→ INFORMATION SHOWN:
— Begin —

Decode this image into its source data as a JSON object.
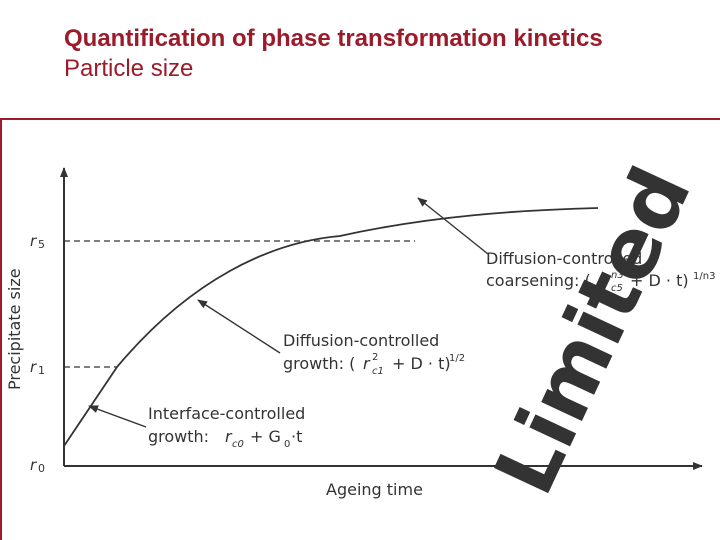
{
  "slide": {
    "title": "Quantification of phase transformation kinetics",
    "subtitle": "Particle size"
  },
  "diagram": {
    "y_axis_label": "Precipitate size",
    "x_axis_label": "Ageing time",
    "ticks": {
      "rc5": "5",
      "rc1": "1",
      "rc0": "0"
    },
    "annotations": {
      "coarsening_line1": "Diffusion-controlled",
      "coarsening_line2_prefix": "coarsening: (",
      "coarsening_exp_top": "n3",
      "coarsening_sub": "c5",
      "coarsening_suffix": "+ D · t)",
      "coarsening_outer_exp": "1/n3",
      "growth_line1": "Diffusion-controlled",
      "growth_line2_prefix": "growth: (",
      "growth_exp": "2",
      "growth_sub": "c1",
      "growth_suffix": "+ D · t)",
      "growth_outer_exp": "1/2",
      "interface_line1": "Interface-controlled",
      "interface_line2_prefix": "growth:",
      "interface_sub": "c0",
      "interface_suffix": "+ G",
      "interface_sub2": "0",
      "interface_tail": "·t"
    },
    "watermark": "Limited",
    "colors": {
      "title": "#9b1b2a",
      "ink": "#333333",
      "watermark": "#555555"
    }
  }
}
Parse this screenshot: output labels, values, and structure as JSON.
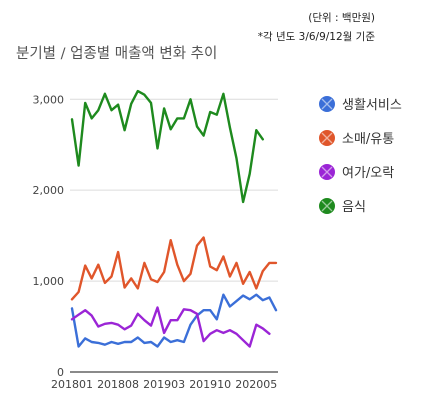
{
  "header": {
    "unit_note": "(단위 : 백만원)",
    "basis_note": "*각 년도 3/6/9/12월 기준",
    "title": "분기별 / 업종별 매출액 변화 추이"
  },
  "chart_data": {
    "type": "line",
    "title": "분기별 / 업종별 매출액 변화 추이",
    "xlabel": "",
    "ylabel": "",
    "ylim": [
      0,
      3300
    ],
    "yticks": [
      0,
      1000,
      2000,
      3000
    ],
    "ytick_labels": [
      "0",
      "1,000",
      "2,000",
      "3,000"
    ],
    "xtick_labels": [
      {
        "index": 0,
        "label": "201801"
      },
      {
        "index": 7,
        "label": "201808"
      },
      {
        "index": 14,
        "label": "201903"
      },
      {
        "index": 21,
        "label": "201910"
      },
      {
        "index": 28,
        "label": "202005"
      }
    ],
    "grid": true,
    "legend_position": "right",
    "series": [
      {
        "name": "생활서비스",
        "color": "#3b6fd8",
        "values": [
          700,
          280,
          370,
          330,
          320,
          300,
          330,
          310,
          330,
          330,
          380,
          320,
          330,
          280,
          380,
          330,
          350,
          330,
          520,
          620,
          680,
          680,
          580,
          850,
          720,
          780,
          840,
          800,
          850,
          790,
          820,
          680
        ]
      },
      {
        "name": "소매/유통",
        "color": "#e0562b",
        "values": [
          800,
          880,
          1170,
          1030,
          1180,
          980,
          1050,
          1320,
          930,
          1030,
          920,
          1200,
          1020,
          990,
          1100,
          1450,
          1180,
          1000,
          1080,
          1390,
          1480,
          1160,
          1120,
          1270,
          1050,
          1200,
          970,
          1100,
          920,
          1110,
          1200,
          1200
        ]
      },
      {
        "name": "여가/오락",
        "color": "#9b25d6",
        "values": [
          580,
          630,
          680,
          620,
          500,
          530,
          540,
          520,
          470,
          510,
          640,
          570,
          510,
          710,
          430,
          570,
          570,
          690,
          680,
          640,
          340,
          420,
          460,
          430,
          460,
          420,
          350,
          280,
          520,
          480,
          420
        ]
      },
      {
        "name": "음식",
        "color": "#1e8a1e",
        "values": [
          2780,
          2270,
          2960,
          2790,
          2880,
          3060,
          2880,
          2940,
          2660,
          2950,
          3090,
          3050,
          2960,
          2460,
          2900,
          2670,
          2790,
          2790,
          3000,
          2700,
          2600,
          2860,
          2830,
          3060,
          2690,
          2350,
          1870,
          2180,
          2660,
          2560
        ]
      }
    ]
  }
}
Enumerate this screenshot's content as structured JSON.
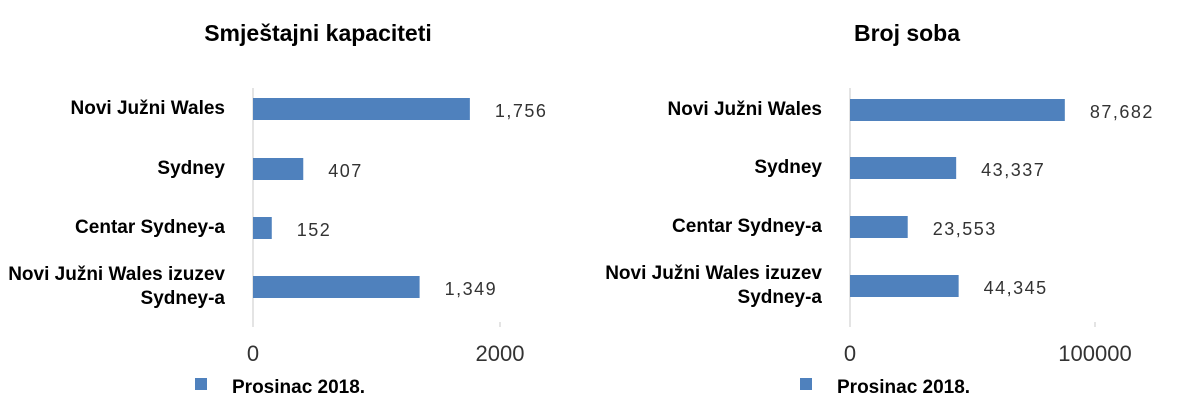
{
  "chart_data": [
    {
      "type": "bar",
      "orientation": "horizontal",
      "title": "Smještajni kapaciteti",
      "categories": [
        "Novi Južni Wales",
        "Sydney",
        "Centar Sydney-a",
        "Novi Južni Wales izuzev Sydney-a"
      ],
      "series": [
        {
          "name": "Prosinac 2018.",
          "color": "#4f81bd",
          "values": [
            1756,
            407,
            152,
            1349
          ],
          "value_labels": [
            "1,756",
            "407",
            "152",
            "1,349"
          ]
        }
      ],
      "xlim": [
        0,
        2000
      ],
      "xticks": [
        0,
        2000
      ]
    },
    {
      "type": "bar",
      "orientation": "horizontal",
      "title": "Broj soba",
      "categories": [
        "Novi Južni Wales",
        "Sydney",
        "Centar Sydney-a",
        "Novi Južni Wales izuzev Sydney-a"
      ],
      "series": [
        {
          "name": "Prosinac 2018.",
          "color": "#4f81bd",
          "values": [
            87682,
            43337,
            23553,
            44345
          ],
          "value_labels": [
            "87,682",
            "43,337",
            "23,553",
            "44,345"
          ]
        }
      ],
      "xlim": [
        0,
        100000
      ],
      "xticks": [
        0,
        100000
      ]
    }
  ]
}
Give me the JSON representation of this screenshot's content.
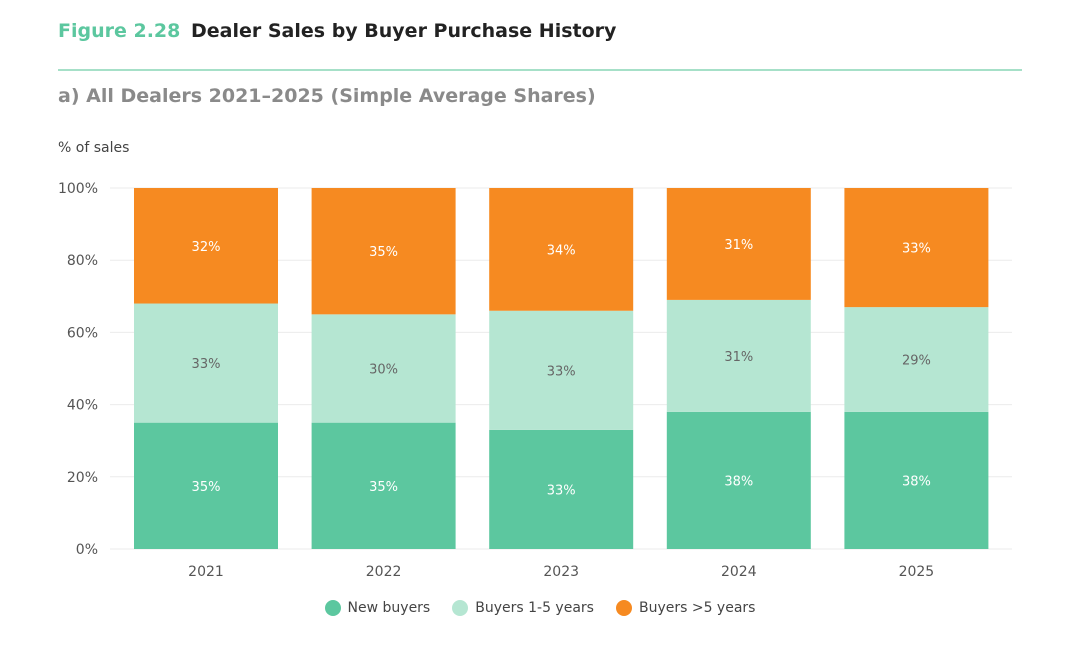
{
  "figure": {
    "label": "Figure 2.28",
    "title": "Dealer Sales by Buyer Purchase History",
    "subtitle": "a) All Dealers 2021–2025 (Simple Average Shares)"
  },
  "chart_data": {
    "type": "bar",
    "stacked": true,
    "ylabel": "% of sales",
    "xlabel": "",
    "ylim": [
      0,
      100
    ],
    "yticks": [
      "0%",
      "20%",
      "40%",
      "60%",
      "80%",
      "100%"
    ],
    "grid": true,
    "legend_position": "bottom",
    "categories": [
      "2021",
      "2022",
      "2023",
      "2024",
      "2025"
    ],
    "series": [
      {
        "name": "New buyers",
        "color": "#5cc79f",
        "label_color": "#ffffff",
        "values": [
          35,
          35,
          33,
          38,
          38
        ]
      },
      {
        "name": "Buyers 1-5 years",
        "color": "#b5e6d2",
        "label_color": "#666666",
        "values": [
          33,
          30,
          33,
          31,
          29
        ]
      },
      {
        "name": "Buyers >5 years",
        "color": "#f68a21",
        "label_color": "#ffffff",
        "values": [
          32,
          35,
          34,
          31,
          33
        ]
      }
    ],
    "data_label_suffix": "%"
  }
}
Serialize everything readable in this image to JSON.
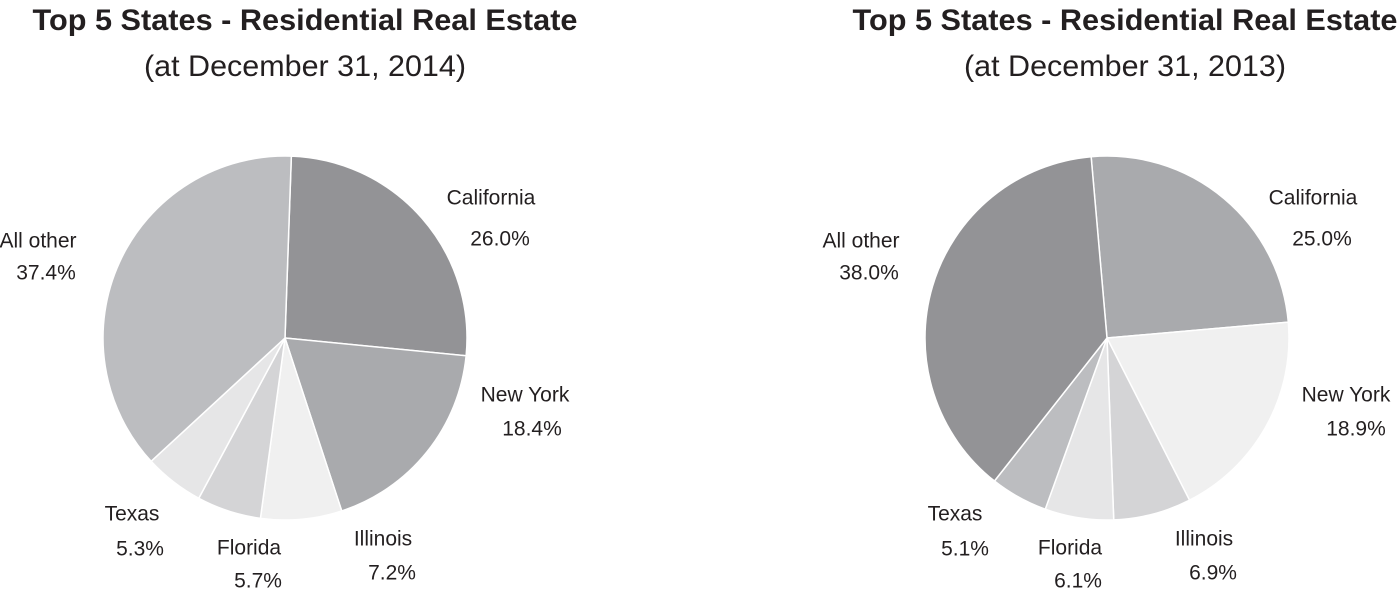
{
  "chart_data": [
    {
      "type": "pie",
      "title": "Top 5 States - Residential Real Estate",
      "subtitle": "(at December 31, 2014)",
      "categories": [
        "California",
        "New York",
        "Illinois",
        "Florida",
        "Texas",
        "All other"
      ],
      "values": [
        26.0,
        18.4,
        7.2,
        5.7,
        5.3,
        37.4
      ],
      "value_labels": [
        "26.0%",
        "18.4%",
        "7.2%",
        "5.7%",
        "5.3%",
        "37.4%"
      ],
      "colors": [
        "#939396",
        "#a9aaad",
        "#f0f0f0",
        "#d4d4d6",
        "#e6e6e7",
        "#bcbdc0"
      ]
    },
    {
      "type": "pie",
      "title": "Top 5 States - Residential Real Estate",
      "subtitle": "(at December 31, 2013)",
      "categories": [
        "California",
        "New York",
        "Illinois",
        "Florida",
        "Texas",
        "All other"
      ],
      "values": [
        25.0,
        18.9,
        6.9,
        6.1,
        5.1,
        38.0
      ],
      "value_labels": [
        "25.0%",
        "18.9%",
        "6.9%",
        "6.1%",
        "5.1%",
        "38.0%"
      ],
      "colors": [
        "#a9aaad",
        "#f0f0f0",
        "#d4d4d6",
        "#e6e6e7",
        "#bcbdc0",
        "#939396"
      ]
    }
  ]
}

— End —

→ PROBLEM DETAILS: Would you return the data exactly as written, without the pictures?

→ SOLUTION BELOW:
Decode this image into its source data as a JSON object.
{
  "slide": {
    "title": "Quantification of phase transformation kinetics",
    "subtitle": "Particle size"
  },
  "diagram": {
    "y_axis_label": "Precipitate size",
    "x_axis_label": "Ageing time",
    "ticks": {
      "rc5": "5",
      "rc1": "1",
      "rc0": "0"
    },
    "annotations": {
      "coarsening_line1": "Diffusion-controlled",
      "coarsening_line2_prefix": "coarsening: (",
      "coarsening_exp_top": "n3",
      "coarsening_sub": "c5",
      "coarsening_suffix": "+ D · t)",
      "coarsening_outer_exp": "1/n3",
      "growth_line1": "Diffusion-controlled",
      "growth_line2_prefix": "growth: (",
      "growth_exp": "2",
      "growth_sub": "c1",
      "growth_suffix": "+ D · t)",
      "growth_outer_exp": "1/2",
      "interface_line1": "Interface-controlled",
      "interface_line2_prefix": "growth:",
      "interface_sub": "c0",
      "interface_suffix": "+ G",
      "interface_sub2": "0",
      "interface_tail": "·t"
    },
    "watermark": "Limited",
    "colors": {
      "title": "#9b1b2a",
      "ink": "#333333",
      "watermark": "#555555"
    }
  }
}
Parse this screenshot: output labels, values, and structure as JSON.
{
  "header": {
    "unit_note": "(단위 : 백만원)",
    "basis_note": "*각 년도 3/6/9/12월 기준",
    "title": "분기별 / 업종별 매출액 변화 추이"
  },
  "chart_data": {
    "type": "line",
    "title": "분기별 / 업종별 매출액 변화 추이",
    "xlabel": "",
    "ylabel": "",
    "ylim": [
      0,
      3300
    ],
    "yticks": [
      0,
      1000,
      2000,
      3000
    ],
    "ytick_labels": [
      "0",
      "1,000",
      "2,000",
      "3,000"
    ],
    "xtick_labels": [
      {
        "index": 0,
        "label": "201801"
      },
      {
        "index": 7,
        "label": "201808"
      },
      {
        "index": 14,
        "label": "201903"
      },
      {
        "index": 21,
        "label": "201910"
      },
      {
        "index": 28,
        "label": "202005"
      }
    ],
    "grid": true,
    "legend_position": "right",
    "series": [
      {
        "name": "생활서비스",
        "color": "#3b6fd8",
        "values": [
          700,
          280,
          370,
          330,
          320,
          300,
          330,
          310,
          330,
          330,
          380,
          320,
          330,
          280,
          380,
          330,
          350,
          330,
          520,
          620,
          680,
          680,
          580,
          850,
          720,
          780,
          840,
          800,
          850,
          790,
          820,
          680
        ]
      },
      {
        "name": "소매/유통",
        "color": "#e0562b",
        "values": [
          800,
          880,
          1170,
          1030,
          1180,
          980,
          1050,
          1320,
          930,
          1030,
          920,
          1200,
          1020,
          990,
          1100,
          1450,
          1180,
          1000,
          1080,
          1390,
          1480,
          1160,
          1120,
          1270,
          1050,
          1200,
          970,
          1100,
          920,
          1110,
          1200,
          1200
        ]
      },
      {
        "name": "여가/오락",
        "color": "#9b25d6",
        "values": [
          580,
          630,
          680,
          620,
          500,
          530,
          540,
          520,
          470,
          510,
          640,
          570,
          510,
          710,
          430,
          570,
          570,
          690,
          680,
          640,
          340,
          420,
          460,
          430,
          460,
          420,
          350,
          280,
          520,
          480,
          420
        ]
      },
      {
        "name": "음식",
        "color": "#1e8a1e",
        "values": [
          2780,
          2270,
          2960,
          2790,
          2880,
          3060,
          2880,
          2940,
          2660,
          2950,
          3090,
          3050,
          2960,
          2460,
          2900,
          2670,
          2790,
          2790,
          3000,
          2700,
          2600,
          2860,
          2830,
          3060,
          2690,
          2350,
          1870,
          2180,
          2660,
          2560
        ]
      }
    ]
  }
}
Enumerate this screenshot's content as structured JSON.
{
  "chart_data": [
    {
      "type": "bar",
      "orientation": "horizontal",
      "title": "Smještajni kapaciteti",
      "categories": [
        "Novi Južni Wales",
        "Sydney",
        "Centar Sydney-a",
        "Novi Južni Wales izuzev Sydney-a"
      ],
      "series": [
        {
          "name": "Prosinac 2018.",
          "color": "#4f81bd",
          "values": [
            1756,
            407,
            152,
            1349
          ],
          "value_labels": [
            "1,756",
            "407",
            "152",
            "1,349"
          ]
        }
      ],
      "xlim": [
        0,
        2000
      ],
      "xticks": [
        0,
        2000
      ]
    },
    {
      "type": "bar",
      "orientation": "horizontal",
      "title": "Broj soba",
      "categories": [
        "Novi Južni Wales",
        "Sydney",
        "Centar Sydney-a",
        "Novi Južni Wales izuzev Sydney-a"
      ],
      "series": [
        {
          "name": "Prosinac 2018.",
          "color": "#4f81bd",
          "values": [
            87682,
            43337,
            23553,
            44345
          ],
          "value_labels": [
            "87,682",
            "43,337",
            "23,553",
            "44,345"
          ]
        }
      ],
      "xlim": [
        0,
        100000
      ],
      "xticks": [
        0,
        100000
      ]
    }
  ]
}
Give me the JSON representation of this screenshot's content.
{
  "figure": {
    "label": "Figure 2.28",
    "title": "Dealer Sales by Buyer Purchase History",
    "subtitle": "a) All Dealers 2021–2025 (Simple Average Shares)"
  },
  "chart_data": {
    "type": "bar",
    "stacked": true,
    "ylabel": "% of sales",
    "xlabel": "",
    "ylim": [
      0,
      100
    ],
    "yticks": [
      "0%",
      "20%",
      "40%",
      "60%",
      "80%",
      "100%"
    ],
    "grid": true,
    "legend_position": "bottom",
    "categories": [
      "2021",
      "2022",
      "2023",
      "2024",
      "2025"
    ],
    "series": [
      {
        "name": "New buyers",
        "color": "#5cc79f",
        "label_color": "#ffffff",
        "values": [
          35,
          35,
          33,
          38,
          38
        ]
      },
      {
        "name": "Buyers 1-5 years",
        "color": "#b5e6d2",
        "label_color": "#666666",
        "values": [
          33,
          30,
          33,
          31,
          29
        ]
      },
      {
        "name": "Buyers >5 years",
        "color": "#f68a21",
        "label_color": "#ffffff",
        "values": [
          32,
          35,
          34,
          31,
          33
        ]
      }
    ],
    "data_label_suffix": "%"
  }
}
Serialize everything readable in this image to JSON.
{
  "chart_data": [
    {
      "type": "pie",
      "title": "Top 5 States - Residential Real Estate",
      "subtitle": "(at December 31, 2014)",
      "categories": [
        "California",
        "New York",
        "Illinois",
        "Florida",
        "Texas",
        "All other"
      ],
      "values": [
        26.0,
        18.4,
        7.2,
        5.7,
        5.3,
        37.4
      ],
      "value_labels": [
        "26.0%",
        "18.4%",
        "7.2%",
        "5.7%",
        "5.3%",
        "37.4%"
      ],
      "colors": [
        "#939396",
        "#a9aaad",
        "#f0f0f0",
        "#d4d4d6",
        "#e6e6e7",
        "#bcbdc0"
      ]
    },
    {
      "type": "pie",
      "title": "Top 5 States - Residential Real Estate",
      "subtitle": "(at December 31, 2013)",
      "categories": [
        "California",
        "New York",
        "Illinois",
        "Florida",
        "Texas",
        "All other"
      ],
      "values": [
        25.0,
        18.9,
        6.9,
        6.1,
        5.1,
        38.0
      ],
      "value_labels": [
        "25.0%",
        "18.9%",
        "6.9%",
        "6.1%",
        "5.1%",
        "38.0%"
      ],
      "colors": [
        "#a9aaad",
        "#f0f0f0",
        "#d4d4d6",
        "#e6e6e7",
        "#bcbdc0",
        "#939396"
      ]
    }
  ]
}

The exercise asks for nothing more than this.